:: The request ::
Without the pictures, copy the entries below word for word.

:: Information shown ::
════════════════════

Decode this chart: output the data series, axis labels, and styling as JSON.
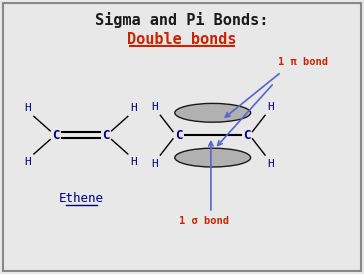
{
  "title_line1": "Sigma and Pi Bonds:",
  "title_line2": "Double bonds",
  "title_color": "#1a1a1a",
  "subtitle_color": "#cc2200",
  "background_color": "#e8e8e8",
  "border_color": "#888888",
  "atom_color": "#000080",
  "bond_color": "#000000",
  "arrow_color": "#5566cc",
  "pi_label": "1 π bond",
  "sigma_label": "1 σ bond",
  "ethene_label": "Ethene",
  "label_color": "#cc2200",
  "lobe_color": "#aaaaaa"
}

════════════════════

:: Answer to this task ::
Decode this chart: output the data series, axis labels, and styling as JSON.
{
  "title_line1": "Sigma and Pi Bonds:",
  "title_line2": "Double bonds",
  "title_color": "#1a1a1a",
  "subtitle_color": "#cc2200",
  "background_color": "#e8e8e8",
  "border_color": "#888888",
  "atom_color": "#000080",
  "bond_color": "#000000",
  "arrow_color": "#5566cc",
  "pi_label": "1 π bond",
  "sigma_label": "1 σ bond",
  "ethene_label": "Ethene",
  "label_color": "#cc2200",
  "lobe_color": "#aaaaaa"
}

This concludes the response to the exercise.